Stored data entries
■ ■ ■
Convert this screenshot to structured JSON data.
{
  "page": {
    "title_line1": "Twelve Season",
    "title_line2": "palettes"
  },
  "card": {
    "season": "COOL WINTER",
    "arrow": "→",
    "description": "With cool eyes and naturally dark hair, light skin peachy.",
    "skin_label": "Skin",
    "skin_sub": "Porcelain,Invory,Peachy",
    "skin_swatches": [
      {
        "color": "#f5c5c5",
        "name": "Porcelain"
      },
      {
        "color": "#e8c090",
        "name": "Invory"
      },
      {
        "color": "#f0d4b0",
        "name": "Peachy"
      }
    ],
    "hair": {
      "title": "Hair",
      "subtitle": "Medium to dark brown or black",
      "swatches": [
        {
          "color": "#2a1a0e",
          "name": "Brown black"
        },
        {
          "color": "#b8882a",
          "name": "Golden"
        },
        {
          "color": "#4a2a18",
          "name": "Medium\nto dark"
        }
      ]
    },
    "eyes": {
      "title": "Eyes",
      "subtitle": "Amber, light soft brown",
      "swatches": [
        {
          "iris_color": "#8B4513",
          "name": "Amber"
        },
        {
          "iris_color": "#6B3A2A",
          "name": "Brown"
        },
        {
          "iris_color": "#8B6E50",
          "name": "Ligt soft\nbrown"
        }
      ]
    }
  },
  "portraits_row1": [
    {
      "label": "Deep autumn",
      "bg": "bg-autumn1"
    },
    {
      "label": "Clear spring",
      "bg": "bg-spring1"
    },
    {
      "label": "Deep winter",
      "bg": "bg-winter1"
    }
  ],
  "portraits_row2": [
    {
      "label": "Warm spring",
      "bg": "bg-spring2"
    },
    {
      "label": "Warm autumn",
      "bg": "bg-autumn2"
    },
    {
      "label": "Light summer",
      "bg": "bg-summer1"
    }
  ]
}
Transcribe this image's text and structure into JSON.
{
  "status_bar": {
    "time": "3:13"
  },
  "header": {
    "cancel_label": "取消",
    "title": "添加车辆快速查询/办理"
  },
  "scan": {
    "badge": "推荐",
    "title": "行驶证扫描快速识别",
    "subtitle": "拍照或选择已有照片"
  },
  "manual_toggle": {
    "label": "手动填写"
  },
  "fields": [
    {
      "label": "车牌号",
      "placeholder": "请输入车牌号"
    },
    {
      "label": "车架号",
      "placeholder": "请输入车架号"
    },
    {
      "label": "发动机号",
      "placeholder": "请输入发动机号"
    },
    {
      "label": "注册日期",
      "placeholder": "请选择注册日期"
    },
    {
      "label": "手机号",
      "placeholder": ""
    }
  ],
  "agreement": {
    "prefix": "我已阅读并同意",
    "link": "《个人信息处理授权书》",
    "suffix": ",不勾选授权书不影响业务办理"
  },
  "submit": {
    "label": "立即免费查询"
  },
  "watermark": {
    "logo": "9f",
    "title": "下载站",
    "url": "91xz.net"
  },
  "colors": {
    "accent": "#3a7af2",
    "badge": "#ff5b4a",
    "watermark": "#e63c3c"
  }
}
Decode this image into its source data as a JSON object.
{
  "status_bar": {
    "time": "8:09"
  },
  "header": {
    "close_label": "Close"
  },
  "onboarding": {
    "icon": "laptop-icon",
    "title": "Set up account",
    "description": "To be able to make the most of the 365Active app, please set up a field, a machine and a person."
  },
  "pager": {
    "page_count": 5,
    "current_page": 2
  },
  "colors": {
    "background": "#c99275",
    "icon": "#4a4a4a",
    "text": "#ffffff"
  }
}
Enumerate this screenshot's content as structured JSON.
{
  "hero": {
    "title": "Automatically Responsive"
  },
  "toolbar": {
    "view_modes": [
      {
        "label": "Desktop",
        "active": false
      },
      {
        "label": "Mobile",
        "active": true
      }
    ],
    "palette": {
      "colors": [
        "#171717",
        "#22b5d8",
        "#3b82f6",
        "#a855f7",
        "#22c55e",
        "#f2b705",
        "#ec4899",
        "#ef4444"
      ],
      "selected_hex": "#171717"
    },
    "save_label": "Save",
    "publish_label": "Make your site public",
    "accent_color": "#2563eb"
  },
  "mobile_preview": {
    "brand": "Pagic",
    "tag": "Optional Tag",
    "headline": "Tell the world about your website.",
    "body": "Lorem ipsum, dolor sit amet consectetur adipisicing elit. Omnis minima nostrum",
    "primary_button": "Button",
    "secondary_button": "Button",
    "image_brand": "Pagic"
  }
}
■ ■ ■
Given request — Repeat the entries shown above, every one, word for word.

The output —
Convert this screenshot to structured JSON data.
{
  "page": {
    "title_line1": "Twelve Season",
    "title_line2": "palettes"
  },
  "card": {
    "season": "COOL WINTER",
    "arrow": "→",
    "description": "With cool eyes and naturally dark hair, light skin peachy.",
    "skin_label": "Skin",
    "skin_sub": "Porcelain,Invory,Peachy",
    "skin_swatches": [
      {
        "color": "#f5c5c5",
        "name": "Porcelain"
      },
      {
        "color": "#e8c090",
        "name": "Invory"
      },
      {
        "color": "#f0d4b0",
        "name": "Peachy"
      }
    ],
    "hair": {
      "title": "Hair",
      "subtitle": "Medium to dark brown or black",
      "swatches": [
        {
          "color": "#2a1a0e",
          "name": "Brown black"
        },
        {
          "color": "#b8882a",
          "name": "Golden"
        },
        {
          "color": "#4a2a18",
          "name": "Medium\nto dark"
        }
      ]
    },
    "eyes": {
      "title": "Eyes",
      "subtitle": "Amber, light soft brown",
      "swatches": [
        {
          "iris_color": "#8B4513",
          "name": "Amber"
        },
        {
          "iris_color": "#6B3A2A",
          "name": "Brown"
        },
        {
          "iris_color": "#8B6E50",
          "name": "Ligt soft\nbrown"
        }
      ]
    }
  },
  "portraits_row1": [
    {
      "label": "Deep autumn",
      "bg": "bg-autumn1"
    },
    {
      "label": "Clear spring",
      "bg": "bg-spring1"
    },
    {
      "label": "Deep winter",
      "bg": "bg-winter1"
    }
  ],
  "portraits_row2": [
    {
      "label": "Warm spring",
      "bg": "bg-spring2"
    },
    {
      "label": "Warm autumn",
      "bg": "bg-autumn2"
    },
    {
      "label": "Light summer",
      "bg": "bg-summer1"
    }
  ]
}
Transcribe this image's text and structure into JSON.
{
  "status_bar": {
    "time": "3:13"
  },
  "header": {
    "cancel_label": "取消",
    "title": "添加车辆快速查询/办理"
  },
  "scan": {
    "badge": "推荐",
    "title": "行驶证扫描快速识别",
    "subtitle": "拍照或选择已有照片"
  },
  "manual_toggle": {
    "label": "手动填写"
  },
  "fields": [
    {
      "label": "车牌号",
      "placeholder": "请输入车牌号"
    },
    {
      "label": "车架号",
      "placeholder": "请输入车架号"
    },
    {
      "label": "发动机号",
      "placeholder": "请输入发动机号"
    },
    {
      "label": "注册日期",
      "placeholder": "请选择注册日期"
    },
    {
      "label": "手机号",
      "placeholder": ""
    }
  ],
  "agreement": {
    "prefix": "我已阅读并同意",
    "link": "《个人信息处理授权书》",
    "suffix": ",不勾选授权书不影响业务办理"
  },
  "submit": {
    "label": "立即免费查询"
  },
  "watermark": {
    "logo": "9f",
    "title": "下载站",
    "url": "91xz.net"
  },
  "colors": {
    "accent": "#3a7af2",
    "badge": "#ff5b4a",
    "watermark": "#e63c3c"
  }
}
Decode this image into its source data as a JSON object.
{
  "status_bar": {
    "time": "8:09"
  },
  "header": {
    "close_label": "Close"
  },
  "onboarding": {
    "icon": "laptop-icon",
    "title": "Set up account",
    "description": "To be able to make the most of the 365Active app, please set up a field, a machine and a person."
  },
  "pager": {
    "page_count": 5,
    "current_page": 2
  },
  "colors": {
    "background": "#c99275",
    "icon": "#4a4a4a",
    "text": "#ffffff"
  }
}
Enumerate this screenshot's content as structured JSON.
{
  "hero": {
    "title": "Automatically Responsive"
  },
  "toolbar": {
    "view_modes": [
      {
        "label": "Desktop",
        "active": false
      },
      {
        "label": "Mobile",
        "active": true
      }
    ],
    "palette": {
      "colors": [
        "#171717",
        "#22b5d8",
        "#3b82f6",
        "#a855f7",
        "#22c55e",
        "#f2b705",
        "#ec4899",
        "#ef4444"
      ],
      "selected_hex": "#171717"
    },
    "save_label": "Save",
    "publish_label": "Make your site public",
    "accent_color": "#2563eb"
  },
  "mobile_preview": {
    "brand": "Pagic",
    "tag": "Optional Tag",
    "headline": "Tell the world about your website.",
    "body": "Lorem ipsum, dolor sit amet consectetur adipisicing elit. Omnis minima nostrum",
    "primary_button": "Button",
    "secondary_button": "Button",
    "image_brand": "Pagic"
  }
}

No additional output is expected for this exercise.